- _Written task_:
Write out the whole listing exactly as it stands.

Extracted data entries:
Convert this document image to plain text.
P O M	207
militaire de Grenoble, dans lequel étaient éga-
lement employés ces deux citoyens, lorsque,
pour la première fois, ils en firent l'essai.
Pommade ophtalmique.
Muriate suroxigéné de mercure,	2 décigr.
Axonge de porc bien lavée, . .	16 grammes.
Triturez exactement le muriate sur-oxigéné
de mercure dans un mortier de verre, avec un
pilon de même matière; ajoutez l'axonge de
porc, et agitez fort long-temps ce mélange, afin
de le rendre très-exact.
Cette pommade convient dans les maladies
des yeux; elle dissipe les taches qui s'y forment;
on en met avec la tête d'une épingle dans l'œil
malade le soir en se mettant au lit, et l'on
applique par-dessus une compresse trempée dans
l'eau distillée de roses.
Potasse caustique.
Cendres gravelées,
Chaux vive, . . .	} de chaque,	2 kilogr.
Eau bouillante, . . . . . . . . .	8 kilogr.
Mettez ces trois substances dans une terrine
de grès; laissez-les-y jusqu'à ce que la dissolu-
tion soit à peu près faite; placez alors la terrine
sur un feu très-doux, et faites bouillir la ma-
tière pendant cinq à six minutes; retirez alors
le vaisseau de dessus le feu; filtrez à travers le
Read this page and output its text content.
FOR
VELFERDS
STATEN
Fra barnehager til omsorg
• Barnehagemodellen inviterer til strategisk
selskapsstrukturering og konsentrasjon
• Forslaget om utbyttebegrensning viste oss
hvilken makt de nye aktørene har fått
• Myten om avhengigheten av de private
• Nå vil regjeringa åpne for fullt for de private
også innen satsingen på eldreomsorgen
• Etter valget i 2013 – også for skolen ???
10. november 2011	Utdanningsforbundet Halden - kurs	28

- _In response_:
Convert this document image to plain text.
P O M	207
militaire de Grenoble, dans lequel étaient éga-
lement employés ces deux citoyens, lorsque,
pour la première fois, ils en firent l'essai.
Pommade ophtalmique.
Muriate suroxigéné de mercure,	2 décigr.
Axonge de porc bien lavée, . .	16 grammes.
Triturez exactement le muriate sur-oxigéné
de mercure dans un mortier de verre, avec un
pilon de même matière; ajoutez l'axonge de
porc, et agitez fort long-temps ce mélange, afin
de le rendre très-exact.
Cette pommade convient dans les maladies
des yeux; elle dissipe les taches qui s'y forment;
on en met avec la tête d'une épingle dans l'œil
malade le soir en se mettant au lit, et l'on
applique par-dessus une compresse trempée dans
l'eau distillée de roses.
Potasse caustique.
Cendres gravelées,
Chaux vive, . . .	} de chaque,	2 kilogr.
Eau bouillante, . . . . . . . . .	8 kilogr.
Mettez ces trois substances dans une terrine
de grès; laissez-les-y jusqu'à ce que la dissolu-
tion soit à peu près faite; placez alors la terrine
sur un feu très-doux, et faites bouillir la ma-
tière pendant cinq à six minutes; retirez alors
le vaisseau de dessus le feu; filtrez à travers le
Read this page and output its text content.
FOR
VELFERDS
STATEN
Fra barnehager til omsorg
• Barnehagemodellen inviterer til strategisk
selskapsstrukturering og konsentrasjon
• Forslaget om utbyttebegrensning viste oss
hvilken makt de nye aktørene har fått
• Myten om avhengigheten av de private
• Nå vil regjeringa åpne for fullt for de private
også innen satsingen på eldreomsorgen
• Etter valget i 2013 – også for skolen ???
10. november 2011	Utdanningsforbundet Halden - kurs	28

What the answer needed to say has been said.